#### RECORD EXTRACTS

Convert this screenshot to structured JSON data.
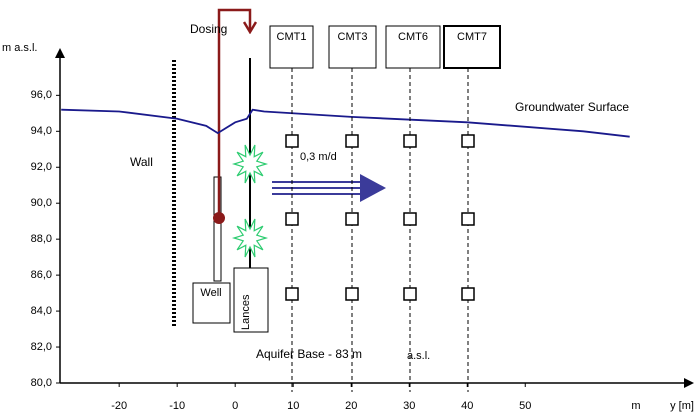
{
  "y_axis": {
    "label": "m a.s.l.",
    "ylim": [
      80,
      98.8
    ],
    "yticks": [
      {
        "value": 80,
        "label": "80,0"
      },
      {
        "value": 82,
        "label": "82,0"
      },
      {
        "value": 84,
        "label": "84,0"
      },
      {
        "value": 86,
        "label": "86,0"
      },
      {
        "value": 88,
        "label": "88,0"
      },
      {
        "value": 90,
        "label": "90,0"
      },
      {
        "value": 92,
        "label": "92,0"
      },
      {
        "value": 94,
        "label": "94,0"
      },
      {
        "value": 96,
        "label": "96,0"
      }
    ]
  },
  "x_axis": {
    "unit": "m",
    "label": "y [m]",
    "xlim": [
      -30.2,
      78.4
    ],
    "xticks": [
      -20,
      -10,
      0,
      10,
      20,
      30,
      40,
      50
    ]
  },
  "groundwater": {
    "label": "Groundwater Surface",
    "color": "#1a1a8c",
    "x": [
      -30,
      -20,
      -10,
      -5,
      -3,
      0,
      2,
      3,
      5,
      20,
      40,
      60,
      68
    ],
    "y": [
      95.2,
      95.1,
      94.7,
      94.3,
      93.9,
      94.5,
      94.7,
      95.2,
      95.1,
      94.8,
      94.5,
      94.0,
      93.7
    ]
  },
  "labels": {
    "dosing": "Dosing",
    "wall": "Wall",
    "well": "Well",
    "lances": "Lances",
    "flow": "0,3 m/d",
    "base": "Aquifer Base  - 83 m",
    "base_unit": "a.s.l."
  },
  "wells": [
    "CMT1",
    "CMT3",
    "CMT6",
    "CMT7"
  ]
}
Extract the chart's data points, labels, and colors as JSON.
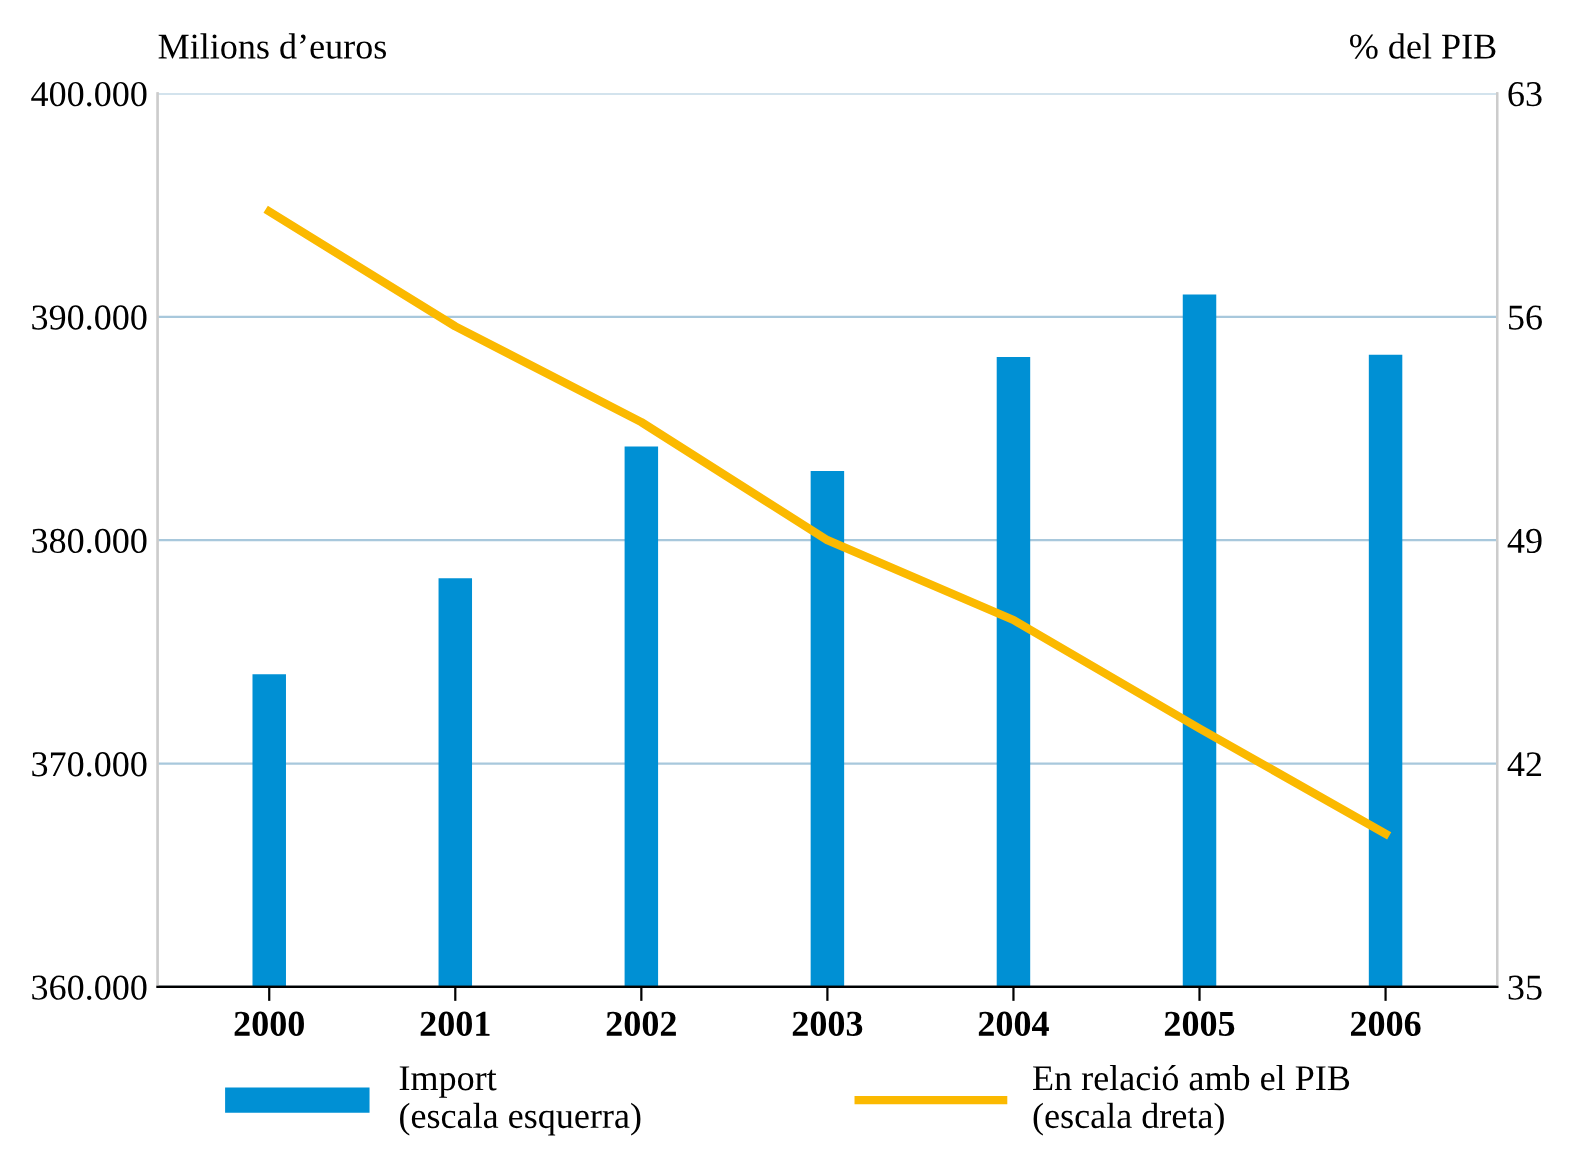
{
  "chart_data": {
    "type": "bar",
    "categories": [
      "2000",
      "2001",
      "2002",
      "2003",
      "2004",
      "2005",
      "2006"
    ],
    "ylabel": "Milions d’euros",
    "y2label": "% del PIB",
    "series": [
      {
        "name": "Import\n(escala esquerra)",
        "color": "#0090d4",
        "values": [
          374000,
          378300,
          384200,
          383100,
          388200,
          391000,
          388300
        ]
      },
      {
        "name": "En relació amb el PIB\n(escala dreta)",
        "type": "line",
        "axis": "y2",
        "color": "#fbb900",
        "values": [
          59.3,
          55.7,
          52.7,
          49.0,
          46.5,
          43.1,
          39.8
        ]
      }
    ],
    "ylim": [
      360000,
      400000
    ],
    "yticks": [
      {
        "value": 360000,
        "label": "360.000"
      },
      {
        "value": 370000,
        "label": "370.000"
      },
      {
        "value": 380000,
        "label": "380.000"
      },
      {
        "value": 390000,
        "label": "390.000"
      },
      {
        "value": 400000,
        "label": "400.000"
      }
    ],
    "y2lim": [
      35,
      63
    ],
    "y2ticks": [
      35,
      42,
      49,
      56,
      63
    ],
    "grid": "y",
    "legend": "bottom"
  }
}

########

◆ GIVEN REQUEST:
From the entries above, return each line with the word "JSON" in it.

◆ COMPLETED TASK:
Convert this screenshot to structured JSON data.
Extract the chart's data points, labels, and colors as JSON.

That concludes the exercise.